----- Raw data -----

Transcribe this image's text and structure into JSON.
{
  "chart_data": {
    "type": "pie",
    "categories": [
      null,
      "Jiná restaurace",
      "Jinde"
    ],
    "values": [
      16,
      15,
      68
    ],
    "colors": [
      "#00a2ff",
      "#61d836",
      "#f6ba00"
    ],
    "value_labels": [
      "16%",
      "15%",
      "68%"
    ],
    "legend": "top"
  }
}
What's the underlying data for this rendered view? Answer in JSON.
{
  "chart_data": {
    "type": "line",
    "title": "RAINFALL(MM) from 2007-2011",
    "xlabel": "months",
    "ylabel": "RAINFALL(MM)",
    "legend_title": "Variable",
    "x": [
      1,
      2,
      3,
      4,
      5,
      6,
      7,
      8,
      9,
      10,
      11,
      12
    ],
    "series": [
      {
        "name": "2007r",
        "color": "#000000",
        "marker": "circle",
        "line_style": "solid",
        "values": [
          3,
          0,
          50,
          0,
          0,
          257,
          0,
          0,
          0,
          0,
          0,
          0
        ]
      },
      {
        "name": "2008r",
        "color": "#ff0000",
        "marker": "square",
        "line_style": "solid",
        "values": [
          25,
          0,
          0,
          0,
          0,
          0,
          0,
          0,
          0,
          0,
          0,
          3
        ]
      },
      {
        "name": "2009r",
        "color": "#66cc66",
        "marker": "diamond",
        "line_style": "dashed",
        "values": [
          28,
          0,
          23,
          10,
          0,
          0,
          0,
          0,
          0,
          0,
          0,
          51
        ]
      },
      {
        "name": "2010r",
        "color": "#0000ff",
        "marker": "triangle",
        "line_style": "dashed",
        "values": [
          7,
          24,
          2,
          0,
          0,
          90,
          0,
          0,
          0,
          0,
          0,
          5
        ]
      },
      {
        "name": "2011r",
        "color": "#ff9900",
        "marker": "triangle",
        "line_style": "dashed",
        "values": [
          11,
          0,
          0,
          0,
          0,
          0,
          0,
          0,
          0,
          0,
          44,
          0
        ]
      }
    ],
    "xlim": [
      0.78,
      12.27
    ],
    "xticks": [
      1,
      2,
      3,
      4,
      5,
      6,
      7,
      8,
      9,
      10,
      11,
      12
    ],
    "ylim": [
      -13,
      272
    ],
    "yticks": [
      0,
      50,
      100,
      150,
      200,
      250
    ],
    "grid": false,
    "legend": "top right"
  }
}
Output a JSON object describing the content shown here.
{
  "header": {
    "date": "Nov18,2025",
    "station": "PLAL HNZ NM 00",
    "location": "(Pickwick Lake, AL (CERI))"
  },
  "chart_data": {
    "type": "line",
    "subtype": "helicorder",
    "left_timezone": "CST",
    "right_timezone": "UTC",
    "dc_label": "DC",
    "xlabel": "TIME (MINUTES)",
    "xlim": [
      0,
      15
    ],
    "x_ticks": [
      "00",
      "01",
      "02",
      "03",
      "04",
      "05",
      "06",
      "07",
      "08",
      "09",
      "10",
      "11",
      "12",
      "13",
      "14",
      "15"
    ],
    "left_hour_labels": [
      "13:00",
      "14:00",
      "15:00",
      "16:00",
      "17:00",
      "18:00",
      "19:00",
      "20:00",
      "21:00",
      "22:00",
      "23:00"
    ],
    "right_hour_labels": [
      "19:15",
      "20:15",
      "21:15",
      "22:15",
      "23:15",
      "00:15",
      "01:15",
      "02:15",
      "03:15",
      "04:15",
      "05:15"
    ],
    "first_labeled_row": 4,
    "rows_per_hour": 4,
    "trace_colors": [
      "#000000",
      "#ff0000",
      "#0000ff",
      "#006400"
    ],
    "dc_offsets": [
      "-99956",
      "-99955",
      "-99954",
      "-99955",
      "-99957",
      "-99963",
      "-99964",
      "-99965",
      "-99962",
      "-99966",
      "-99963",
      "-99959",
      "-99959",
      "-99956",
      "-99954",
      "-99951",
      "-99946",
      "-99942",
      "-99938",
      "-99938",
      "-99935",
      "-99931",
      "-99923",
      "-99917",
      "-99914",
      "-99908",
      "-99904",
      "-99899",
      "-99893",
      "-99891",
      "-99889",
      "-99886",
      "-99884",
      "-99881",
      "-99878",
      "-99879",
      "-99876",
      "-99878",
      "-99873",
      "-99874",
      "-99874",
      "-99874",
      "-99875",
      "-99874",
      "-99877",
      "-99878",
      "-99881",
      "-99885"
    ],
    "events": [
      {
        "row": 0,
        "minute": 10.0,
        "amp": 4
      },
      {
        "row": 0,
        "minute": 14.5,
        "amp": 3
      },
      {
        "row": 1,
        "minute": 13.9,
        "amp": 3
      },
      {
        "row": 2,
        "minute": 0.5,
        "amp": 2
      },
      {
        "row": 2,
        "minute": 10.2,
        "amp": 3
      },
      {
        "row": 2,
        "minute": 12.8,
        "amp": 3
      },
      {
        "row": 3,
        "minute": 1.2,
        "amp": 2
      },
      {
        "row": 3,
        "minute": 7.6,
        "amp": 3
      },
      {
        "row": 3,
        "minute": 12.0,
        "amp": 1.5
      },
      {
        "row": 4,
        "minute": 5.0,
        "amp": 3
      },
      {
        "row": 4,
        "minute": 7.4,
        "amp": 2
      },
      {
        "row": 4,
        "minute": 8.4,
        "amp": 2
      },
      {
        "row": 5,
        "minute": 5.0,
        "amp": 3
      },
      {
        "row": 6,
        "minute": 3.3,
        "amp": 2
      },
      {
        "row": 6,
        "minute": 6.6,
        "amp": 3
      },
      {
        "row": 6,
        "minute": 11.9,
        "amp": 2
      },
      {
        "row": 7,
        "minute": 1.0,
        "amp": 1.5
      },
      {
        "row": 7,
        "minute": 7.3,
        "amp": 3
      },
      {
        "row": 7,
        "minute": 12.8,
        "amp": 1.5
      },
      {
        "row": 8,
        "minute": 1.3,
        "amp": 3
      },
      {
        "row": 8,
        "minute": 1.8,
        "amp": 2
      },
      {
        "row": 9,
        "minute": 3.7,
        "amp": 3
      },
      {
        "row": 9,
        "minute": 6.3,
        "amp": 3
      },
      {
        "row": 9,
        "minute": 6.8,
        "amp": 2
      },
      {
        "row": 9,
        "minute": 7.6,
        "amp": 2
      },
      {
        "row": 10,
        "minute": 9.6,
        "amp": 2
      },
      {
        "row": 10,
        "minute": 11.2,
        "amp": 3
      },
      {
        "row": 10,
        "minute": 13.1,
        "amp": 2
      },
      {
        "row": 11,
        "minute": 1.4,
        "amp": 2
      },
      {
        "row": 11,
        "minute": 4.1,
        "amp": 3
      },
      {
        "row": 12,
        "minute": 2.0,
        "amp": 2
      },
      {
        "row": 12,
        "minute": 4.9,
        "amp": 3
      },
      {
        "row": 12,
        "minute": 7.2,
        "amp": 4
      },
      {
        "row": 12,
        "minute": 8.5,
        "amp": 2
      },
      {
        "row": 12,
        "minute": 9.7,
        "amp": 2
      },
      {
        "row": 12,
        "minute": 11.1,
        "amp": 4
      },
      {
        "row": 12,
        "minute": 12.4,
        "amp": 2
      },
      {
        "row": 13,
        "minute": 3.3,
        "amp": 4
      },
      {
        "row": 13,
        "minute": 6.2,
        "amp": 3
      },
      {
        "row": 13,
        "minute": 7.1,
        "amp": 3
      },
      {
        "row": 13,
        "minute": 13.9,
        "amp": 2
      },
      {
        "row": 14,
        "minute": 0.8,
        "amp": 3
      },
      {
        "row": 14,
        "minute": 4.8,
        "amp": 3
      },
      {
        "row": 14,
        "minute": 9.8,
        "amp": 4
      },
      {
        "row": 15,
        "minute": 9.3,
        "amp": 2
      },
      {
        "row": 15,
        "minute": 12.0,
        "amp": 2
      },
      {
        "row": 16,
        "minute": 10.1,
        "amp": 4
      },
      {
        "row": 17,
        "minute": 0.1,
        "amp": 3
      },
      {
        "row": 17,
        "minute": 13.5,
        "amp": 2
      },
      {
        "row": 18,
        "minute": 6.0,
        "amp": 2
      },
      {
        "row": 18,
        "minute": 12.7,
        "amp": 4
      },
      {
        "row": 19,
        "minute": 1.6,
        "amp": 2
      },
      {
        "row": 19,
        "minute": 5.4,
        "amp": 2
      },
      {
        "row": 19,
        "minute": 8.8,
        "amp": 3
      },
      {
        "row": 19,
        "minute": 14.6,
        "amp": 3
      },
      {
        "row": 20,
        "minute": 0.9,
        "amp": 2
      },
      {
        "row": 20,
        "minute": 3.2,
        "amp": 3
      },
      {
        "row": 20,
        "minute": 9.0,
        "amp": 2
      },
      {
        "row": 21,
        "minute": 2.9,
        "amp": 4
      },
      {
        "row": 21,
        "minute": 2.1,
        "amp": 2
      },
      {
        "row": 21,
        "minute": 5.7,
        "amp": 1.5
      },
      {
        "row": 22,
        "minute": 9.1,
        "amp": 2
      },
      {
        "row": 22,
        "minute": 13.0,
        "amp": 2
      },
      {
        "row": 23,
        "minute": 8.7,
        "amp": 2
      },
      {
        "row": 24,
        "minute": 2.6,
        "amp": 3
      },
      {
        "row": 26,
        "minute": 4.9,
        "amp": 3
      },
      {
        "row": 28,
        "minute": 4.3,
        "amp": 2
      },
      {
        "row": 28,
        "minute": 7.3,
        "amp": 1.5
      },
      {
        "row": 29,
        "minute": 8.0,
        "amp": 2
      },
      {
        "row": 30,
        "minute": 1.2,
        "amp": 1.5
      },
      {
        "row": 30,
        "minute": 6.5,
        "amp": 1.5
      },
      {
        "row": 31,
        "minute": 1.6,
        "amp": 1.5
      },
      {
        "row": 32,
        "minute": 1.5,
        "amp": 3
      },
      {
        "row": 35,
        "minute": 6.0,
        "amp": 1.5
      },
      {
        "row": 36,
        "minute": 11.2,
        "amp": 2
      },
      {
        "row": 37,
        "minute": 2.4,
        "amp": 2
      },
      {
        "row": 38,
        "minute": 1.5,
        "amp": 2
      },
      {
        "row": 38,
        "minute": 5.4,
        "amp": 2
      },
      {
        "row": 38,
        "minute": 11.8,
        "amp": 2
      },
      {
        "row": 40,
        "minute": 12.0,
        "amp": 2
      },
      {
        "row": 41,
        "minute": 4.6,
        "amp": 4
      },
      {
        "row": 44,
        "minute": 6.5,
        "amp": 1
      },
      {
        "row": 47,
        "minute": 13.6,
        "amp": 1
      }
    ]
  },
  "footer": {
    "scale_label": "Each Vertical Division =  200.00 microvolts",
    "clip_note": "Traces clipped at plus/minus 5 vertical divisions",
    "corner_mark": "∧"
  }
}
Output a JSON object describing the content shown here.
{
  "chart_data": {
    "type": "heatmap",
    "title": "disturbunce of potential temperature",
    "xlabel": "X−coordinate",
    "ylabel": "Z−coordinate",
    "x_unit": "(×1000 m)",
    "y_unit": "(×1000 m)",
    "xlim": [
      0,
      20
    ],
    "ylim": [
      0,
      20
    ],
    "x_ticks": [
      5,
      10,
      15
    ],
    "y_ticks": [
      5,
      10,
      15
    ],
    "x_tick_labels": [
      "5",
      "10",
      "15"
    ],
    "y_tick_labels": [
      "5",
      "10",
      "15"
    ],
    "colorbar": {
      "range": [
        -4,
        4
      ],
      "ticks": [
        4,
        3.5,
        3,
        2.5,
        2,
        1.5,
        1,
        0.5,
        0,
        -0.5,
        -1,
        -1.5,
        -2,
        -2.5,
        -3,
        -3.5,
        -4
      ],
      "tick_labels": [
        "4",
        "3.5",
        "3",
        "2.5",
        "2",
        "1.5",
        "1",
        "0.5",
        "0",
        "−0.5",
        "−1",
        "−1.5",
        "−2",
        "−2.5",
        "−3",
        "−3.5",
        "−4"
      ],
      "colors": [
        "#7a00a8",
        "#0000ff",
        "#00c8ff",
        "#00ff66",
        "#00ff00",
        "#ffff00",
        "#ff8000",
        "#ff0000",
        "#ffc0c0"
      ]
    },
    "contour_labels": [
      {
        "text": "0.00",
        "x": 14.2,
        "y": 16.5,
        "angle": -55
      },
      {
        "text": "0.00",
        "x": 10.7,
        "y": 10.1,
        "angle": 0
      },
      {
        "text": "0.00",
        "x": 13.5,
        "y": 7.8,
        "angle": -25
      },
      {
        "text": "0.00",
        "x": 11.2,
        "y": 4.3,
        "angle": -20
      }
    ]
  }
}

-----

» Exercise aim: Keep only the lines that hold the string "coordinate", and copy them out.

» Right answer:
    "xlabel": "X−coordinate",
    "ylabel": "Z−coordinate",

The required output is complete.